TASK PROMPT: An exact copy of the records is required, minus the pictures they hold.

GIVEN RECORDS:

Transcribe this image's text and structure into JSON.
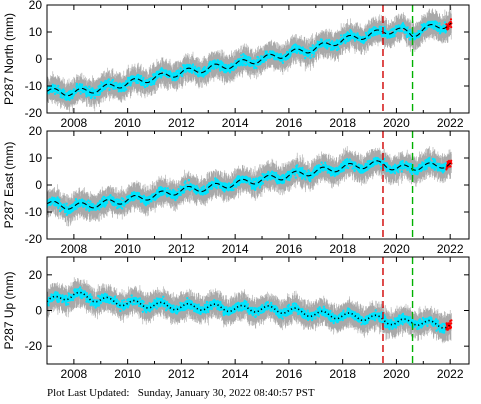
{
  "footer": {
    "label": "Plot Last Updated:",
    "timestamp": "Sunday, January 30, 2022 08:40:57 PST"
  },
  "colors": {
    "errorbar": "#a9a9a9",
    "data": "#00e5ff",
    "recent": "#ff0000",
    "model": "#000000",
    "event_red": "#d00000",
    "event_green": "#00b000"
  },
  "chart_data": [
    {
      "type": "scatter",
      "ylabel": "P287 North (mm)",
      "xlim": [
        2007.0,
        2022.7
      ],
      "ylim": [
        -20,
        20
      ],
      "xticks": [
        2008,
        2010,
        2012,
        2014,
        2016,
        2018,
        2020,
        2022
      ],
      "yticks": [
        -20,
        -10,
        0,
        10,
        20
      ],
      "model_line": "dashed",
      "event_lines": [
        {
          "x": 2019.5,
          "color": "red",
          "style": "dashed"
        },
        {
          "x": 2020.6,
          "color": "green",
          "style": "dashed"
        }
      ],
      "series": [
        {
          "x": [
            2007.0,
            2008.0,
            2009.0,
            2010.0,
            2011.0,
            2012.0,
            2013.0,
            2014.0,
            2015.0,
            2016.0,
            2017.0,
            2018.0,
            2019.0,
            2019.5,
            2020.0,
            2020.6,
            2021.0,
            2021.5,
            2022.0
          ],
          "y": [
            -12,
            -12.5,
            -11,
            -9,
            -7,
            -5,
            -3.5,
            -2,
            0,
            2,
            4,
            7,
            9,
            10,
            11,
            9,
            11,
            12,
            13
          ]
        }
      ]
    },
    {
      "type": "scatter",
      "ylabel": "P287 East (mm)",
      "xlim": [
        2007.0,
        2022.7
      ],
      "ylim": [
        -20,
        20
      ],
      "xticks": [
        2008,
        2010,
        2012,
        2014,
        2016,
        2018,
        2020,
        2022
      ],
      "yticks": [
        -20,
        -10,
        0,
        10,
        20
      ],
      "model_line": "dashed",
      "event_lines": [
        {
          "x": 2019.5,
          "color": "red",
          "style": "dashed"
        },
        {
          "x": 2020.6,
          "color": "green",
          "style": "dashed"
        }
      ],
      "series": [
        {
          "x": [
            2007.0,
            2008.0,
            2009.0,
            2010.0,
            2011.0,
            2012.0,
            2013.0,
            2014.0,
            2015.0,
            2016.0,
            2017.0,
            2018.0,
            2019.0,
            2019.5,
            2020.0,
            2020.6,
            2021.0,
            2021.5,
            2022.0
          ],
          "y": [
            -7,
            -8,
            -7,
            -5.5,
            -4,
            -2,
            -1,
            0.5,
            2,
            3.5,
            5,
            6.5,
            7.5,
            8,
            6,
            6.5,
            7,
            7,
            8
          ]
        }
      ]
    },
    {
      "type": "scatter",
      "ylabel": "P287 Up (mm)",
      "xlim": [
        2007.0,
        2022.7
      ],
      "ylim": [
        -30,
        30
      ],
      "xticks": [
        2008,
        2010,
        2012,
        2014,
        2016,
        2018,
        2020,
        2022
      ],
      "yticks": [
        -20,
        0,
        20
      ],
      "model_line": "dotted",
      "event_lines": [
        {
          "x": 2019.5,
          "color": "red",
          "style": "dashed"
        },
        {
          "x": 2020.6,
          "color": "green",
          "style": "dashed"
        }
      ],
      "series": [
        {
          "x": [
            2007.0,
            2008.0,
            2009.0,
            2010.0,
            2011.0,
            2012.0,
            2013.0,
            2014.0,
            2015.0,
            2016.0,
            2017.0,
            2018.0,
            2019.0,
            2019.5,
            2020.0,
            2020.6,
            2021.0,
            2021.5,
            2022.0
          ],
          "y": [
            5,
            9,
            6,
            4,
            3,
            2,
            2,
            1,
            1,
            0,
            -2,
            -3,
            -4,
            -5,
            -7,
            -6,
            -7,
            -8,
            -8
          ]
        }
      ]
    }
  ]
}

ANSWER TO THE TASK:
Transcribe this image's text and structure into JSON.
{
  "footer": {
    "label": "Plot Last Updated:",
    "timestamp": "Sunday, January 30, 2022 08:40:57 PST"
  },
  "colors": {
    "errorbar": "#a9a9a9",
    "data": "#00e5ff",
    "recent": "#ff0000",
    "model": "#000000",
    "event_red": "#d00000",
    "event_green": "#00b000"
  },
  "chart_data": [
    {
      "type": "scatter",
      "ylabel": "P287 North (mm)",
      "xlim": [
        2007.0,
        2022.7
      ],
      "ylim": [
        -20,
        20
      ],
      "xticks": [
        2008,
        2010,
        2012,
        2014,
        2016,
        2018,
        2020,
        2022
      ],
      "yticks": [
        -20,
        -10,
        0,
        10,
        20
      ],
      "model_line": "dashed",
      "event_lines": [
        {
          "x": 2019.5,
          "color": "red",
          "style": "dashed"
        },
        {
          "x": 2020.6,
          "color": "green",
          "style": "dashed"
        }
      ],
      "series": [
        {
          "x": [
            2007.0,
            2008.0,
            2009.0,
            2010.0,
            2011.0,
            2012.0,
            2013.0,
            2014.0,
            2015.0,
            2016.0,
            2017.0,
            2018.0,
            2019.0,
            2019.5,
            2020.0,
            2020.6,
            2021.0,
            2021.5,
            2022.0
          ],
          "y": [
            -12,
            -12.5,
            -11,
            -9,
            -7,
            -5,
            -3.5,
            -2,
            0,
            2,
            4,
            7,
            9,
            10,
            11,
            9,
            11,
            12,
            13
          ]
        }
      ]
    },
    {
      "type": "scatter",
      "ylabel": "P287 East (mm)",
      "xlim": [
        2007.0,
        2022.7
      ],
      "ylim": [
        -20,
        20
      ],
      "xticks": [
        2008,
        2010,
        2012,
        2014,
        2016,
        2018,
        2020,
        2022
      ],
      "yticks": [
        -20,
        -10,
        0,
        10,
        20
      ],
      "model_line": "dashed",
      "event_lines": [
        {
          "x": 2019.5,
          "color": "red",
          "style": "dashed"
        },
        {
          "x": 2020.6,
          "color": "green",
          "style": "dashed"
        }
      ],
      "series": [
        {
          "x": [
            2007.0,
            2008.0,
            2009.0,
            2010.0,
            2011.0,
            2012.0,
            2013.0,
            2014.0,
            2015.0,
            2016.0,
            2017.0,
            2018.0,
            2019.0,
            2019.5,
            2020.0,
            2020.6,
            2021.0,
            2021.5,
            2022.0
          ],
          "y": [
            -7,
            -8,
            -7,
            -5.5,
            -4,
            -2,
            -1,
            0.5,
            2,
            3.5,
            5,
            6.5,
            7.5,
            8,
            6,
            6.5,
            7,
            7,
            8
          ]
        }
      ]
    },
    {
      "type": "scatter",
      "ylabel": "P287 Up (mm)",
      "xlim": [
        2007.0,
        2022.7
      ],
      "ylim": [
        -30,
        30
      ],
      "xticks": [
        2008,
        2010,
        2012,
        2014,
        2016,
        2018,
        2020,
        2022
      ],
      "yticks": [
        -20,
        0,
        20
      ],
      "model_line": "dotted",
      "event_lines": [
        {
          "x": 2019.5,
          "color": "red",
          "style": "dashed"
        },
        {
          "x": 2020.6,
          "color": "green",
          "style": "dashed"
        }
      ],
      "series": [
        {
          "x": [
            2007.0,
            2008.0,
            2009.0,
            2010.0,
            2011.0,
            2012.0,
            2013.0,
            2014.0,
            2015.0,
            2016.0,
            2017.0,
            2018.0,
            2019.0,
            2019.5,
            2020.0,
            2020.6,
            2021.0,
            2021.5,
            2022.0
          ],
          "y": [
            5,
            9,
            6,
            4,
            3,
            2,
            2,
            1,
            1,
            0,
            -2,
            -3,
            -4,
            -5,
            -7,
            -6,
            -7,
            -8,
            -8
          ]
        }
      ]
    }
  ]
}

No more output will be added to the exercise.